## START PROVIDED RECORDS

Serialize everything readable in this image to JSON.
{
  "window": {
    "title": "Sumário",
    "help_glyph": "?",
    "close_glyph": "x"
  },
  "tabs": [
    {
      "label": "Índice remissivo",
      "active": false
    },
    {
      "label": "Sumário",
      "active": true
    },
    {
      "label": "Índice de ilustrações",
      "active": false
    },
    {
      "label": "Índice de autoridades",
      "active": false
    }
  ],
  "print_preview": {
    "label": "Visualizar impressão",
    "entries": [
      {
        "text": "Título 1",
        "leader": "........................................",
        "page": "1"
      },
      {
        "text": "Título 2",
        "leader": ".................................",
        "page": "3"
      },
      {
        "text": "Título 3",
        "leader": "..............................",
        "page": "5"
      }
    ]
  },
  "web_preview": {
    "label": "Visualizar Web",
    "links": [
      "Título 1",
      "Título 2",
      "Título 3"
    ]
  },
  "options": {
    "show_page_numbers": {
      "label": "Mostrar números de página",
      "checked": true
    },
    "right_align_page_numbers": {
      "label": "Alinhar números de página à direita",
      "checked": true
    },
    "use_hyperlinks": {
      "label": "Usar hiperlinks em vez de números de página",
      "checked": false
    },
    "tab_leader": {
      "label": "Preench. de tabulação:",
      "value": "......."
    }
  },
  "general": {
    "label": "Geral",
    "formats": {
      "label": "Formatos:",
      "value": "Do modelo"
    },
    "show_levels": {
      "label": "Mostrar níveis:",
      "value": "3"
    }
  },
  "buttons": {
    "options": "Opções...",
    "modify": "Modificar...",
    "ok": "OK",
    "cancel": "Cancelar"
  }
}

## END PROVIDED RECORDS

## REQUIREMENTS
Write out all the entries exactly.

## RESPONSE TO THE TASK
Serialize everything readable in this image to JSON.
{
  "window": {
    "title": "Sumário",
    "help_glyph": "?",
    "close_glyph": "x"
  },
  "tabs": [
    {
      "label": "Índice remissivo",
      "active": false
    },
    {
      "label": "Sumário",
      "active": true
    },
    {
      "label": "Índice de ilustrações",
      "active": false
    },
    {
      "label": "Índice de autoridades",
      "active": false
    }
  ],
  "print_preview": {
    "label": "Visualizar impressão",
    "entries": [
      {
        "text": "Título 1",
        "leader": "........................................",
        "page": "1"
      },
      {
        "text": "Título 2",
        "leader": ".................................",
        "page": "3"
      },
      {
        "text": "Título 3",
        "leader": "..............................",
        "page": "5"
      }
    ]
  },
  "web_preview": {
    "label": "Visualizar Web",
    "links": [
      "Título 1",
      "Título 2",
      "Título 3"
    ]
  },
  "options": {
    "show_page_numbers": {
      "label": "Mostrar números de página",
      "checked": true
    },
    "right_align_page_numbers": {
      "label": "Alinhar números de página à direita",
      "checked": true
    },
    "use_hyperlinks": {
      "label": "Usar hiperlinks em vez de números de página",
      "checked": false
    },
    "tab_leader": {
      "label": "Preench. de tabulação:",
      "value": "......."
    }
  },
  "general": {
    "label": "Geral",
    "formats": {
      "label": "Formatos:",
      "value": "Do modelo"
    },
    "show_levels": {
      "label": "Mostrar níveis:",
      "value": "3"
    }
  },
  "buttons": {
    "options": "Opções...",
    "modify": "Modificar...",
    "ok": "OK",
    "cancel": "Cancelar"
  }
}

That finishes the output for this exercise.